▶ **WHAT YOU HAVE TO DO**
The material below should be written out in full and exactly; pictures stay out of the copy.
** Start **
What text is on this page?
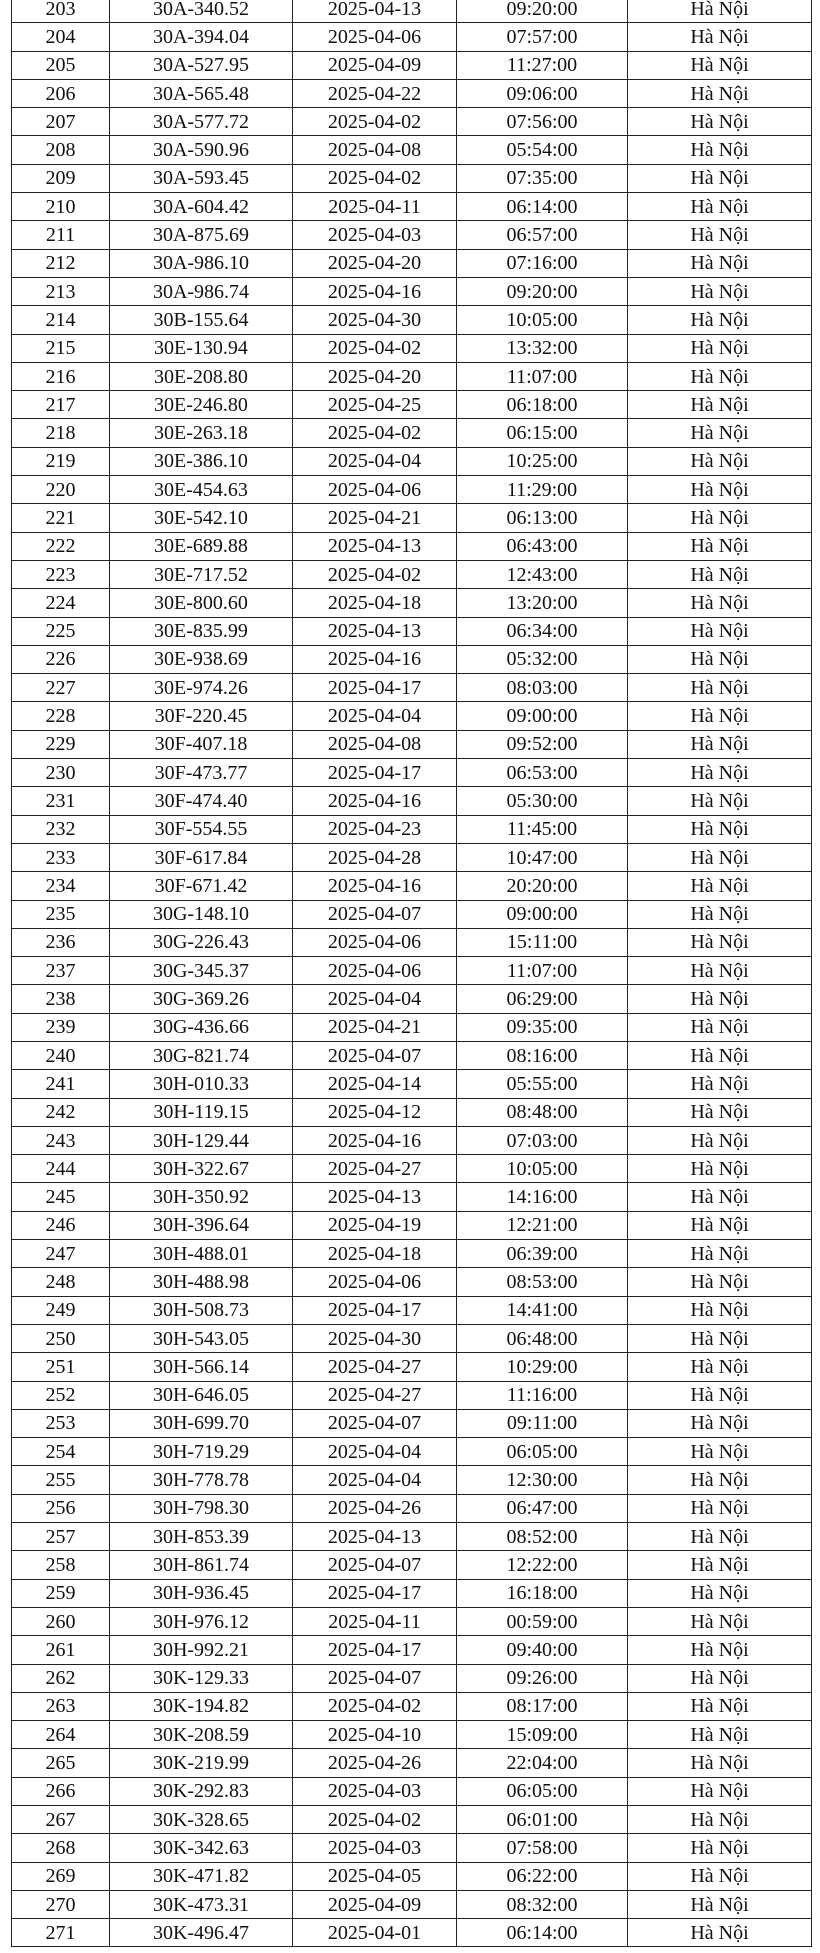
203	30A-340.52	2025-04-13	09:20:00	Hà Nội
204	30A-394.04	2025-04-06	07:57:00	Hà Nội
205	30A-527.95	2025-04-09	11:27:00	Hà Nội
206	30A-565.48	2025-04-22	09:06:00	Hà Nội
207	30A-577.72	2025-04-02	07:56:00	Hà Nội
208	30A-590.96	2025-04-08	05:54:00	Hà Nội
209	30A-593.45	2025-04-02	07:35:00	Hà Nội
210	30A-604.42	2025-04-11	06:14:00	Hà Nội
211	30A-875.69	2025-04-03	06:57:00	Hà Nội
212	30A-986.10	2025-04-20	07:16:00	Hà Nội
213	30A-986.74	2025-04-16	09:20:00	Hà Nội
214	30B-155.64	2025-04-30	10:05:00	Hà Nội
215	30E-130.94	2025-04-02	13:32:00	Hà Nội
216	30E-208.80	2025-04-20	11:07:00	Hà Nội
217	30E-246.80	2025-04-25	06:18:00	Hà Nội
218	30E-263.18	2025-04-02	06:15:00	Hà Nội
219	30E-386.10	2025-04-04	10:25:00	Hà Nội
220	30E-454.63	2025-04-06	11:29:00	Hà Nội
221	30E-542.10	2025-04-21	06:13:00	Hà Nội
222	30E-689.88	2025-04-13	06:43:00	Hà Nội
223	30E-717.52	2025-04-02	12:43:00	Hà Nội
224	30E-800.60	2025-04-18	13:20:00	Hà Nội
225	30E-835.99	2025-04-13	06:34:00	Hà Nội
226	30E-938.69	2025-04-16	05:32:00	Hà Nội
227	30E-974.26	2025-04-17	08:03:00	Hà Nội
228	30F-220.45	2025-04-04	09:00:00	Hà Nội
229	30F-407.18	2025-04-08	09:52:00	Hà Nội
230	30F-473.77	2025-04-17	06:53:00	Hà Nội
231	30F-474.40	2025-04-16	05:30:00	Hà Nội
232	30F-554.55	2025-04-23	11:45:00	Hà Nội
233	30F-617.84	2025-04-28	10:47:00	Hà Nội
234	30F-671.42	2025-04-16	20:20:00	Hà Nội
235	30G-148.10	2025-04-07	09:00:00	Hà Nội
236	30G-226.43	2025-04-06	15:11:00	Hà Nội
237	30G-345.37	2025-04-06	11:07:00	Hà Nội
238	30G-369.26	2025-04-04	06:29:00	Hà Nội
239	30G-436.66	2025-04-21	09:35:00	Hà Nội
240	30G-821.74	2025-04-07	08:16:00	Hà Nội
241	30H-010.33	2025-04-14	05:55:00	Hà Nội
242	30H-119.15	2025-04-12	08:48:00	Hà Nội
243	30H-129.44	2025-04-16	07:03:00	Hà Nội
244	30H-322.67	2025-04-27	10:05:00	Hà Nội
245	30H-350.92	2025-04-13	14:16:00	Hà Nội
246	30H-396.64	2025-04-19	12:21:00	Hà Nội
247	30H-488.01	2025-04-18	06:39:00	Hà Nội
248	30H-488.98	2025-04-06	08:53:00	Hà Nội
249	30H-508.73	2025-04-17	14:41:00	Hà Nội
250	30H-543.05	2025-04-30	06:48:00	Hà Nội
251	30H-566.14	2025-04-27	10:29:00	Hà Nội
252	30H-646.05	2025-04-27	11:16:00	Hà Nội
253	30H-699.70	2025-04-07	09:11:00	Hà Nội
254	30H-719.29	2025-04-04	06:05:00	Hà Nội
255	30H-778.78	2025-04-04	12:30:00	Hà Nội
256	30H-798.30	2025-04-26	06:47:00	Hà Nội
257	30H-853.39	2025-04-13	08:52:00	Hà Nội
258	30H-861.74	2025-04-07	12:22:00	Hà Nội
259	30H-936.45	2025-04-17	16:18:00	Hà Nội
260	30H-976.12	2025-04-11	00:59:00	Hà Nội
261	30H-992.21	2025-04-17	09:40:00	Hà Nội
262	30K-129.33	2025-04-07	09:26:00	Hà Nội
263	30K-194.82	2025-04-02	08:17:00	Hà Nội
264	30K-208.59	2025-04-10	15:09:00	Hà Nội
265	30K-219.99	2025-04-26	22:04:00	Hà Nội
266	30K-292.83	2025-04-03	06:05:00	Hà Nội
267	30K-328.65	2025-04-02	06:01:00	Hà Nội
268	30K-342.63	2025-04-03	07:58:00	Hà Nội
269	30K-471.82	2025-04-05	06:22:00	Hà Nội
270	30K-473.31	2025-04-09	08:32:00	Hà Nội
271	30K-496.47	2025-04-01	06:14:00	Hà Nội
** End **
▶ **TASK OUTPUT**
What text is on this page?
203	30A-340.52	2025-04-13	09:20:00	Hà Nội
204	30A-394.04	2025-04-06	07:57:00	Hà Nội
205	30A-527.95	2025-04-09	11:27:00	Hà Nội
206	30A-565.48	2025-04-22	09:06:00	Hà Nội
207	30A-577.72	2025-04-02	07:56:00	Hà Nội
208	30A-590.96	2025-04-08	05:54:00	Hà Nội
209	30A-593.45	2025-04-02	07:35:00	Hà Nội
210	30A-604.42	2025-04-11	06:14:00	Hà Nội
211	30A-875.69	2025-04-03	06:57:00	Hà Nội
212	30A-986.10	2025-04-20	07:16:00	Hà Nội
213	30A-986.74	2025-04-16	09:20:00	Hà Nội
214	30B-155.64	2025-04-30	10:05:00	Hà Nội
215	30E-130.94	2025-04-02	13:32:00	Hà Nội
216	30E-208.80	2025-04-20	11:07:00	Hà Nội
217	30E-246.80	2025-04-25	06:18:00	Hà Nội
218	30E-263.18	2025-04-02	06:15:00	Hà Nội
219	30E-386.10	2025-04-04	10:25:00	Hà Nội
220	30E-454.63	2025-04-06	11:29:00	Hà Nội
221	30E-542.10	2025-04-21	06:13:00	Hà Nội
222	30E-689.88	2025-04-13	06:43:00	Hà Nội
223	30E-717.52	2025-04-02	12:43:00	Hà Nội
224	30E-800.60	2025-04-18	13:20:00	Hà Nội
225	30E-835.99	2025-04-13	06:34:00	Hà Nội
226	30E-938.69	2025-04-16	05:32:00	Hà Nội
227	30E-974.26	2025-04-17	08:03:00	Hà Nội
228	30F-220.45	2025-04-04	09:00:00	Hà Nội
229	30F-407.18	2025-04-08	09:52:00	Hà Nội
230	30F-473.77	2025-04-17	06:53:00	Hà Nội
231	30F-474.40	2025-04-16	05:30:00	Hà Nội
232	30F-554.55	2025-04-23	11:45:00	Hà Nội
233	30F-617.84	2025-04-28	10:47:00	Hà Nội
234	30F-671.42	2025-04-16	20:20:00	Hà Nội
235	30G-148.10	2025-04-07	09:00:00	Hà Nội
236	30G-226.43	2025-04-06	15:11:00	Hà Nội
237	30G-345.37	2025-04-06	11:07:00	Hà Nội
238	30G-369.26	2025-04-04	06:29:00	Hà Nội
239	30G-436.66	2025-04-21	09:35:00	Hà Nội
240	30G-821.74	2025-04-07	08:16:00	Hà Nội
241	30H-010.33	2025-04-14	05:55:00	Hà Nội
242	30H-119.15	2025-04-12	08:48:00	Hà Nội
243	30H-129.44	2025-04-16	07:03:00	Hà Nội
244	30H-322.67	2025-04-27	10:05:00	Hà Nội
245	30H-350.92	2025-04-13	14:16:00	Hà Nội
246	30H-396.64	2025-04-19	12:21:00	Hà Nội
247	30H-488.01	2025-04-18	06:39:00	Hà Nội
248	30H-488.98	2025-04-06	08:53:00	Hà Nội
249	30H-508.73	2025-04-17	14:41:00	Hà Nội
250	30H-543.05	2025-04-30	06:48:00	Hà Nội
251	30H-566.14	2025-04-27	10:29:00	Hà Nội
252	30H-646.05	2025-04-27	11:16:00	Hà Nội
253	30H-699.70	2025-04-07	09:11:00	Hà Nội
254	30H-719.29	2025-04-04	06:05:00	Hà Nội
255	30H-778.78	2025-04-04	12:30:00	Hà Nội
256	30H-798.30	2025-04-26	06:47:00	Hà Nội
257	30H-853.39	2025-04-13	08:52:00	Hà Nội
258	30H-861.74	2025-04-07	12:22:00	Hà Nội
259	30H-936.45	2025-04-17	16:18:00	Hà Nội
260	30H-976.12	2025-04-11	00:59:00	Hà Nội
261	30H-992.21	2025-04-17	09:40:00	Hà Nội
262	30K-129.33	2025-04-07	09:26:00	Hà Nội
263	30K-194.82	2025-04-02	08:17:00	Hà Nội
264	30K-208.59	2025-04-10	15:09:00	Hà Nội
265	30K-219.99	2025-04-26	22:04:00	Hà Nội
266	30K-292.83	2025-04-03	06:05:00	Hà Nội
267	30K-328.65	2025-04-02	06:01:00	Hà Nội
268	30K-342.63	2025-04-03	07:58:00	Hà Nội
269	30K-471.82	2025-04-05	06:22:00	Hà Nội
270	30K-473.31	2025-04-09	08:32:00	Hà Nội
271	30K-496.47	2025-04-01	06:14:00	Hà Nội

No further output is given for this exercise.